*WHAT YOU ARE ASKED TO DO*. Separate out the lines that hold "frac".
* start MATERIAL TO PROCESS *
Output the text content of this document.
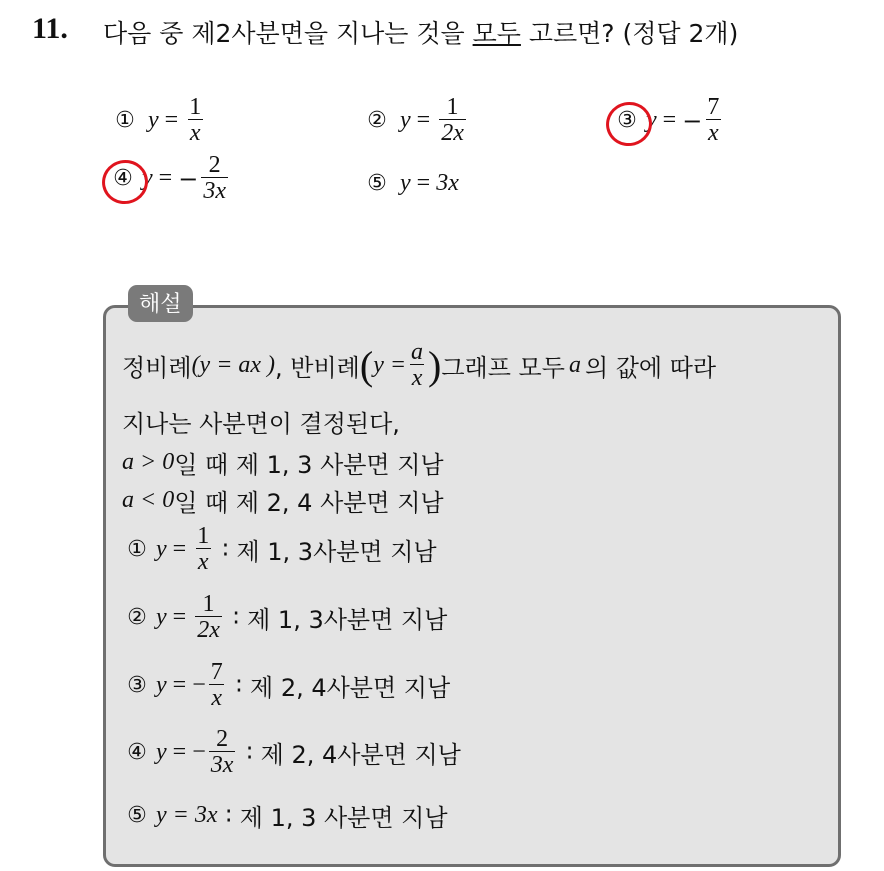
11. 다음 중 제2사분면을 지나는 것을 모두 고르면? (정답 2개)
① $y = \frac{1}{x}$	② $y = \frac{1}{2x}$	③ y = − $\frac{7}{x}$
④ y = − $\frac{2}{3x}$	⑤ y = 3x
해설
정비례 (y = ax ) , 반비례 ( $y = \frac{a}{x}$ ) 그래프 모두 a 의 값에 따라
지나는 사분면이 결정된다,
a > 0 일 때 제 1, 3 사분면 지남
a < 0 일 때 제 2, 4 사분면 지남
① $y = \frac{1}{x}$ ∶ 제 1, 3사분면 지남
② $y = \frac{1}{2x}$ ∶ 제 1, 3사분면 지남
③ y = − $\frac{7}{x}$ ∶ 제 2, 4사분면 지남
④ y = − $\frac{2}{3x}$ ∶ 제 2, 4사분면 지남
⑤ y = 3x ∶ 제 1, 3 사분면 지남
* end MATERIAL TO PROCESS *
*WRITTEN REPLY*.
① $y = \frac{1}{x}$	② $y = \frac{1}{2x}$	③ y = − $\frac{7}{x}$
④ y = − $\frac{2}{3x}$	⑤ y = 3x
정비례 (y = ax ) , 반비례 ( $y = \frac{a}{x}$ ) 그래프 모두 a 의 값에 따라
① $y = \frac{1}{x}$ ∶ 제 1, 3사분면 지남
② $y = \frac{1}{2x}$ ∶ 제 1, 3사분면 지남
③ y = − $\frac{7}{x}$ ∶ 제 2, 4사분면 지남
④ y = − $\frac{2}{3x}$ ∶ 제 2, 4사분면 지남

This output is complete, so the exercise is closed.